— start DOCUMENT —

Court of Appeals of Minnesota

October 21, 2013

State of Minnesota, Respondent,
v.
Michael Christopher Barta, Appellant.

UNPUBLISHED OPINION

Rice County District Court File No. 66-CR-11-3484

Lori A. Swanson, Attorney General, John B. Galus, Assistant Attorney General, St. Paul, Minnesota; and G. Paul Beaumaster, Rice County Attorney, Faribault, Minnesota (for respondent)

Brock J. Specht, Special Assistant Public Defender, Mitha V. Rao, Special Assistant Public Defender, Robins, Kaplan, Miller & Ciresi, LLP, Minneapolis, Minnesota (for appellant)

Considered and decided by Smith, Presiding Judge; Worke, Judge; and Rodenberg, Judge.

WORKE, JUDGE

Appellant challenges his convictions of first-degree burglary and stalking, arguing that his convictions should be reversed because his custodial interrogation was not recorded in violation of State v. Scales, 518 N.W.2d 587 (Minn. 1994). We affirm.

FACTS

Appellant Michael Christopher Barta and M.M. dated for several months in 2011. When M.M. broke up with appellant, she told him that she did not want any further contact with him. When appellant persisted in sending M.M. "really insulting and threatening" text messages, she blocked his number on her cell phone. Despite M.M.'s efforts to avoid him, appellant was waiting for M.M. when she and her twelve-year-old son, D.M., arrived at her apartment on December 20, 2011. Appellant asked M.M. why she would not talk to him, and she told him she did not want to talk to him and that he should leave.

Appellant next appeared at M.M.'s residence at about 8:30 or 9:00 p.m. on December 23. D.M. first saw appellant's arm punch through a duct-taped broken window in the front door of the apartment, and D.M., realizing that someone was trying to break in, ran to his mother's bedroom. M.M. put D.M. behind her and quickly locked and latched the bedroom door. Appellant pounded on the bedroom door and asked what was going on in the bedroom, and M.M. told him to go away. Appellant then broke down the bedroom door and entered the room.

— end DOCUMENT —

» DIRECTIVE 1: Copy out the part of the entries that begins with the line containing "y4-tick-label: 7: [1046, 330, 1053, 345]" and ends with the line containing "plot-frame: [47, 57, 993, 489]", both lines included, reproducing each line exactly.

— start DATASET EXTRACT —

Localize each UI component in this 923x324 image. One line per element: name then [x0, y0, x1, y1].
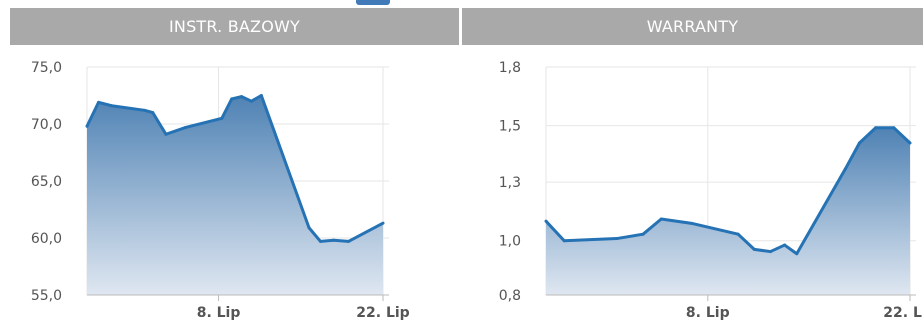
y-tick-label: 75,0: [31, 60, 62, 76]
panel-header-underlying[interactable]: INSTR. BAZOWY: [10, 8, 459, 45]
data-point: [908, 141, 912, 145]
data-point: [857, 141, 861, 145]
data-point: [768, 250, 772, 254]
data-point: [843, 167, 847, 171]
y-tick-label: 1,8: [499, 60, 521, 76]
top-strip: [0, 0, 923, 8]
chart-underlying: 75,0 70,0 65,0 60,0 55,0 8. Lip 22. Lip: [31, 60, 410, 321]
y-tick-label: 1,3: [499, 175, 521, 191]
data-point: [230, 97, 234, 101]
y-tick-label: 60,0: [31, 231, 62, 247]
data-point: [544, 219, 548, 223]
y-tick-label: 1,5: [499, 119, 521, 135]
x-tick-label: 8. Lip: [686, 305, 730, 321]
panel-header-warrants[interactable]: WARRANTY: [462, 8, 923, 45]
x-tick-label: 22. Lip: [356, 305, 409, 321]
data-point: [143, 108, 147, 112]
data-point: [164, 132, 168, 136]
data-point: [240, 95, 244, 99]
data-point: [381, 221, 385, 225]
data-point: [659, 217, 663, 221]
chart-warrants: 1,8 1,5 1,3 1,0 0,8 8. Lip 22. Lip: [499, 60, 923, 321]
data-point: [690, 221, 694, 225]
data-point: [332, 238, 336, 242]
panel-warrants: WARRANTY 1,8 1,5 1,3 1,0 0,8 8. Lip 22. Lip: [462, 0, 923, 324]
data-point: [97, 100, 101, 104]
tab-indicator: [356, 0, 390, 5]
data-point: [319, 239, 323, 243]
series-area: [87, 95, 383, 295]
data-point: [85, 124, 89, 128]
panel-underlying: INSTR. BAZOWY 75,0 70,0 65,0 60,0 55,0 8. Lip…: [0, 0, 461, 324]
series-area: [546, 127, 910, 295]
y-tick-label: 55,0: [31, 288, 62, 304]
series-line: [544, 126, 912, 256]
x-tick-label: 8. Lip: [197, 305, 241, 321]
data-point: [220, 116, 224, 120]
data-point: [783, 243, 787, 247]
y-tick-label: 0,8: [499, 288, 521, 304]
data-point: [110, 104, 114, 108]
data-point: [249, 99, 253, 103]
data-point: [562, 239, 566, 243]
data-point: [752, 247, 756, 251]
data-point: [892, 126, 896, 130]
data-point: [874, 126, 878, 130]
x-tick-label: 22. Lip: [883, 305, 923, 321]
data-point: [259, 94, 263, 97]
data-point: [641, 232, 645, 236]
data-point: [736, 232, 740, 236]
data-point: [615, 237, 619, 241]
y-tick-label: 70,0: [31, 117, 62, 133]
data-point: [151, 111, 155, 115]
data-point: [795, 252, 799, 256]
y-tick-label: 65,0: [31, 174, 62, 190]
data-point: [307, 226, 311, 230]
data-point: [346, 239, 350, 243]
data-point: [184, 125, 188, 129]
y-tick-label: 1,0: [499, 234, 521, 250]
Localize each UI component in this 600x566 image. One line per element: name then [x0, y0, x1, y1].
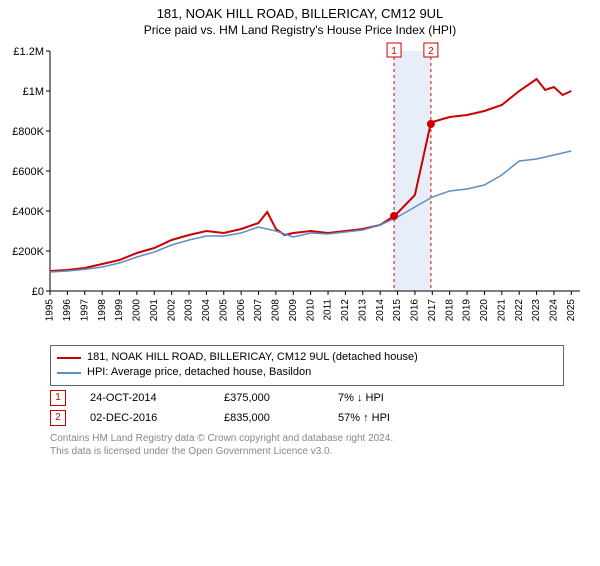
- footer-line2: This data is licensed under the Open Gov…: [50, 445, 564, 458]
- x-tick-label: 2006: [236, 299, 247, 322]
- x-tick-label: 2003: [184, 299, 195, 322]
- x-tick-label: 2019: [462, 299, 473, 322]
- sale-marker-number: 1: [391, 46, 397, 57]
- sale-date: 24-OCT-2014: [90, 392, 200, 404]
- legend-swatch: [57, 372, 81, 374]
- x-tick-label: 2005: [218, 299, 229, 322]
- x-tick-label: 2015: [392, 299, 403, 322]
- legend-swatch: [57, 357, 81, 359]
- y-tick-label: £200K: [12, 246, 44, 258]
- sale-price: £375,000: [224, 392, 314, 404]
- y-tick-label: £400K: [12, 206, 44, 218]
- sale-dot: [390, 212, 398, 220]
- legend-label: HPI: Average price, detached house, Basi…: [87, 365, 311, 380]
- x-tick-label: 1996: [62, 299, 73, 322]
- chart-subtitle: Price paid vs. HM Land Registry's House …: [0, 23, 600, 37]
- x-tick-label: 2014: [375, 299, 386, 322]
- x-tick-label: 2001: [149, 299, 160, 322]
- x-tick-label: 2024: [549, 299, 560, 322]
- x-tick-label: 2017: [427, 299, 438, 322]
- sale-row: 2 02-DEC-2016 £835,000 57% ↑ HPI: [50, 410, 564, 426]
- x-tick-label: 2025: [566, 299, 577, 322]
- x-tick-label: 1998: [97, 299, 108, 322]
- x-tick-label: 2023: [531, 299, 542, 322]
- legend: 181, NOAK HILL ROAD, BILLERICAY, CM12 9U…: [50, 345, 564, 386]
- x-tick-label: 2009: [288, 299, 299, 322]
- legend-label: 181, NOAK HILL ROAD, BILLERICAY, CM12 9U…: [87, 350, 418, 365]
- y-tick-label: £1M: [23, 86, 44, 98]
- x-tick-label: 2008: [271, 299, 282, 322]
- sale-row-marker: 1: [50, 390, 66, 406]
- x-tick-label: 2011: [323, 299, 334, 321]
- line-chart-svg: £0 £200K £400K £600K £800K £1M £1.2M 1995 1996 19…: [0, 41, 600, 341]
- sale-band: [394, 51, 431, 291]
- legend-item: HPI: Average price, detached house, Basi…: [57, 365, 557, 380]
- x-tick-label: 2004: [201, 299, 212, 322]
- sales-table: 1 24-OCT-2014 £375,000 7% ↓ HPI 2 02-DEC-2016…: [50, 390, 564, 426]
- x-tick-label: 2010: [305, 299, 316, 322]
- x-tick-label: 1999: [114, 299, 125, 322]
- sale-date: 02-DEC-2016: [90, 412, 200, 424]
- sale-row: 1 24-OCT-2014 £375,000 7% ↓ HPI: [50, 390, 564, 406]
- x-tick-label: 2000: [132, 299, 143, 322]
- x-tick-label: 2002: [166, 299, 177, 322]
- series-hpi: [50, 151, 571, 272]
- sale-delta: 57% ↑ HPI: [338, 412, 390, 424]
- y-tick-label: £800K: [12, 126, 44, 138]
- x-tick-label: 2012: [340, 299, 351, 322]
- sale-marker-number: 2: [428, 46, 434, 57]
- x-tick-label: 2020: [479, 299, 490, 322]
- y-tick-label: £0: [32, 286, 44, 298]
- y-tick-label: £1.2M: [13, 46, 44, 58]
- y-tick-label: £600K: [12, 166, 44, 178]
- x-tick-label: 2018: [444, 299, 455, 322]
- x-tick-label: 2007: [253, 299, 264, 322]
- chart-area: £0 £200K £400K £600K £800K £1M £1.2M 1995 1996 19…: [0, 41, 600, 341]
- x-tick-label: 2016: [410, 299, 421, 322]
- sale-price: £835,000: [224, 412, 314, 424]
- footer-line1: Contains HM Land Registry data © Crown c…: [50, 432, 564, 445]
- x-tick-label: 1997: [79, 299, 90, 322]
- x-tick-label: 1995: [45, 299, 56, 322]
- sale-row-marker: 2: [50, 410, 66, 426]
- series-property: [50, 79, 571, 271]
- x-tick-label: 2013: [357, 299, 368, 322]
- chart-title: 181, NOAK HILL ROAD, BILLERICAY, CM12 9U…: [0, 6, 600, 21]
- footer-attribution: Contains HM Land Registry data © Crown c…: [50, 432, 564, 458]
- sale-delta: 7% ↓ HPI: [338, 392, 384, 404]
- legend-item: 181, NOAK HILL ROAD, BILLERICAY, CM12 9U…: [57, 350, 557, 365]
- sale-dot: [427, 120, 435, 128]
- x-tick-label: 2021: [496, 299, 507, 322]
- x-tick-label: 2022: [514, 299, 525, 322]
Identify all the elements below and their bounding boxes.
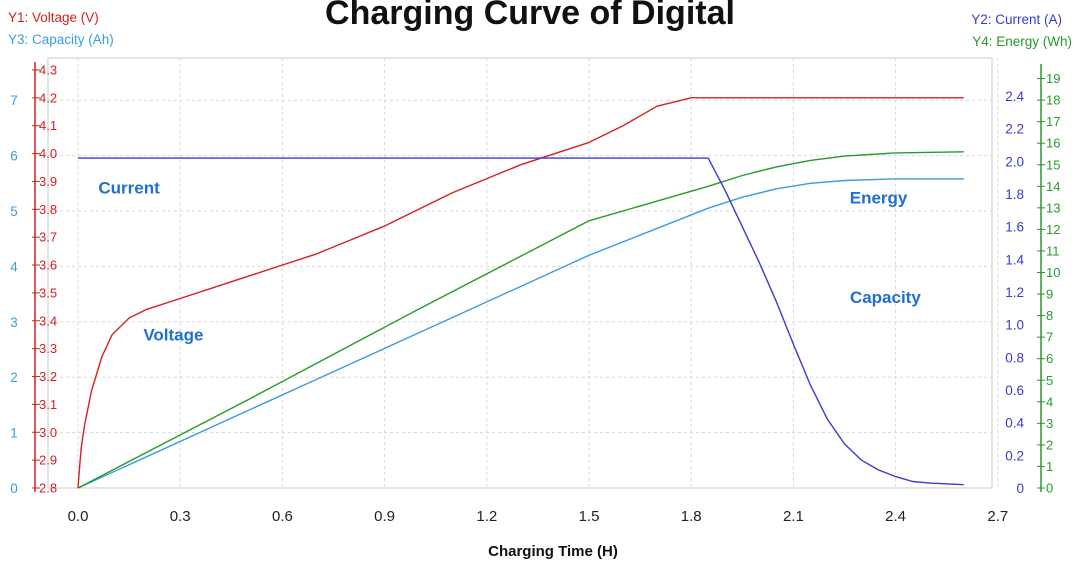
y4-tick-label: 7: [1046, 330, 1053, 345]
y1-axis-title: Y1: Voltage (V): [8, 10, 99, 25]
capacity-series-line: [77, 178, 964, 489]
y2-tick-label: 1.8: [1005, 187, 1024, 202]
y2-tick-label: 1.4: [1005, 252, 1024, 267]
annotation-current: Current: [98, 179, 160, 198]
y2-tick-label: 0.2: [1005, 448, 1024, 463]
annotation-voltage: Voltage: [143, 325, 203, 344]
y1-tick-label: 3.0: [39, 425, 57, 440]
y4-tick-label: 10: [1046, 265, 1060, 280]
y4-tick-label: 19: [1046, 71, 1060, 86]
y1-tick-label: 3.5: [39, 285, 57, 300]
y2-tick-label: 1.2: [1005, 285, 1024, 300]
y1-tick-label: 3.2: [39, 369, 57, 384]
y2-axis-title: Y2: Current (A): [971, 12, 1062, 27]
y3-tick-label: 1: [10, 426, 18, 441]
y1-tick-label: 3.7: [39, 230, 57, 245]
plot-frame: [47, 57, 993, 489]
energy-series-line: [77, 151, 964, 489]
x-tick-label: 1.8: [681, 508, 702, 525]
y1-tick-label: 4.0: [39, 146, 57, 161]
y2-tick-label: 2.4: [1005, 89, 1024, 104]
y1-tick-label: 3.8: [39, 202, 57, 217]
y4-tick-label: 13: [1046, 200, 1060, 215]
y1-tick-label: 3.4: [39, 313, 57, 328]
x-tick-label: 0.9: [374, 508, 395, 525]
y2-tick-label: 0: [1016, 481, 1024, 496]
x-tick-label: 1.5: [579, 508, 600, 525]
y4-tick-label: 5: [1046, 373, 1053, 388]
annotation-capacity: Capacity: [850, 288, 921, 307]
y1-tick-label: 2.9: [39, 453, 57, 468]
voltage-series-line: [77, 97, 964, 489]
annotation-labels: Current Voltage Energy Capacity: [98, 179, 921, 345]
y4-tick-label: 6: [1046, 351, 1053, 366]
x-tick-label: 0.6: [272, 508, 293, 525]
y3-tick-label: 7: [10, 93, 18, 108]
y4-tick-label: 1: [1046, 459, 1053, 474]
x-axis-title: Charging Time (H): [488, 543, 618, 560]
y4-tick-label: 2: [1046, 437, 1053, 452]
y3-tick-label: 0: [10, 481, 18, 496]
x-tick-label: 2.4: [885, 508, 906, 525]
y3-axis-title: Y3: Capacity (Ah): [8, 32, 114, 47]
y1-tick-label: 4.1: [39, 118, 57, 133]
y4-tick-label: 16: [1046, 136, 1060, 151]
annotation-energy: Energy: [850, 188, 908, 207]
y4-tick-label: 9: [1046, 287, 1053, 302]
y4-tick-label: 8: [1046, 308, 1053, 323]
y4-tick-label: 14: [1046, 179, 1060, 194]
y1-tick-label: 3.3: [39, 341, 57, 356]
y4-tick-label: 18: [1046, 93, 1060, 108]
x-tick-label: 1.2: [476, 508, 497, 525]
y1-tick-label: 4.2: [39, 90, 57, 105]
chart-title: Charging Curve of Digital: [325, 0, 735, 32]
x-tick-label: 0.0: [68, 508, 89, 525]
y4-tick-label: 3: [1046, 416, 1053, 431]
series-lines: [77, 97, 964, 489]
x-tick-label: 2.7: [987, 508, 1008, 525]
y4-tick-label: 15: [1046, 157, 1060, 172]
y2-tick-label: 2.0: [1005, 154, 1024, 169]
y2-tick-label: 1.0: [1005, 318, 1024, 333]
y2-tick-label: 0.6: [1005, 383, 1024, 398]
x-tick-label: 2.1: [783, 508, 804, 525]
y4-tick-label: 17: [1046, 114, 1060, 129]
y1-tick-label: 3.9: [39, 174, 57, 189]
y3-tick-label: 5: [10, 204, 18, 219]
x-tick-label: 0.3: [170, 508, 191, 525]
y3-tick-label: 6: [10, 149, 18, 164]
y4-tick-label: 4: [1046, 394, 1053, 409]
y1-tick-label: 4.3: [39, 62, 57, 77]
y2-tick-label: 1.6: [1005, 220, 1024, 235]
current-series-line: [78, 157, 964, 486]
y4-tick-label: 0: [1046, 481, 1053, 496]
grid: [47, 57, 999, 489]
y2-tick-label: 0.4: [1005, 416, 1024, 431]
y2-tick-label: 2.2: [1005, 122, 1024, 137]
y3-tick-label: 2: [10, 370, 18, 385]
y4-tick-label: 11: [1046, 243, 1060, 258]
y1-tick-label: 2.8: [39, 481, 57, 496]
y1-tick-label: 3.6: [39, 258, 57, 273]
y3-tick-label: 3: [10, 315, 18, 330]
y4-axis-title: Y4: Energy (Wh): [972, 34, 1072, 49]
y4-tick-label: 12: [1046, 222, 1060, 237]
axes: 0.0 0.3 0.6 0.9 1.2 1.5 1.8 2.1 2.4 2.7012345672.…: [10, 62, 1060, 525]
y1-tick-label: 3.1: [39, 397, 57, 412]
y3-tick-label: 4: [10, 259, 18, 274]
y2-tick-label: 0.8: [1005, 350, 1024, 365]
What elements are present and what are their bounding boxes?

— end DATASET EXTRACT —

» DIRECTIVE 2: Pull out the full text of the court opinion and reproduce it word for word.

» TASK RESPONSE 1:
y4-tick-label: 7: [1046, 330, 1053, 345]
y1-axis-title: Y1: Voltage (V): [8, 10, 99, 25]
capacity-series-line: [77, 178, 964, 489]
y2-tick-label: 1.8: [1005, 187, 1024, 202]
y2-tick-label: 1.4: [1005, 252, 1024, 267]
annotation-current: Current: [98, 179, 160, 198]
y2-tick-label: 0.2: [1005, 448, 1024, 463]
annotation-voltage: Voltage: [143, 325, 203, 344]
y1-tick-label: 3.0: [39, 425, 57, 440]
y4-tick-label: 10: [1046, 265, 1060, 280]
y4-tick-label: 19: [1046, 71, 1060, 86]
y1-tick-label: 3.5: [39, 285, 57, 300]
y2-tick-label: 1.2: [1005, 285, 1024, 300]
y1-tick-label: 3.2: [39, 369, 57, 384]
y2-axis-title: Y2: Current (A): [971, 12, 1062, 27]
y3-tick-label: 1: [10, 426, 18, 441]
y1-tick-label: 3.7: [39, 230, 57, 245]
plot-frame: [47, 57, 993, 489]

» TASK RESPONSE 2:
Court of Appeals of Minnesota

October 21, 2013

State of Minnesota, Respondent,
v.
Michael Christopher Barta, Appellant.

UNPUBLISHED OPINION

Rice County District Court File No. 66-CR-11-3484

Lori A. Swanson, Attorney General, John B. Galus, Assistant Attorney General, St. Paul, Minnesota; and G. Paul Beaumaster, Rice County Attorney, Faribault, Minnesota (for respondent)

Brock J. Specht, Special Assistant Public Defender, Mitha V. Rao, Special Assistant Public Defender, Robins, Kaplan, Miller & Ciresi, LLP, Minneapolis, Minnesota (for appellant)

Considered and decided by Smith, Presiding Judge; Worke, Judge; and Rodenberg, Judge.

WORKE, JUDGE

Appellant challenges his convictions of first-degree burglary and stalking, arguing that his convictions should be reversed because his custodial interrogation was not recorded in violation of State v. Scales, 518 N.W.2d 587 (Minn. 1994). We affirm.

FACTS

Appellant Michael Christopher Barta and M.M. dated for several months in 2011. When M.M. broke up with appellant, she told him that she did not want any further contact with him. When appellant persisted in sending M.M. "really insulting and threatening" text messages, she blocked his number on her cell phone. Despite M.M.'s efforts to avoid him, appellant was waiting for M.M. when she and her twelve-year-old son, D.M., arrived at her apartment on December 20, 2011. Appellant asked M.M. why she would not talk to him, and she told him she did not want to talk to him and that he should leave.

Appellant next appeared at M.M.'s residence at about 8:30 or 9:00 p.m. on December 23. D.M. first saw appellant's arm punch through a duct-taped broken window in the front door of the apartment, and D.M., realizing that someone was trying to break in, ran to his mother's bedroom. M.M. put D.M. behind her and quickly locked and latched the bedroom door. Appellant pounded on the bedroom door and asked what was going on in the bedroom, and M.M. told him to go away. Appellant then broke down the bedroom door and entered the room.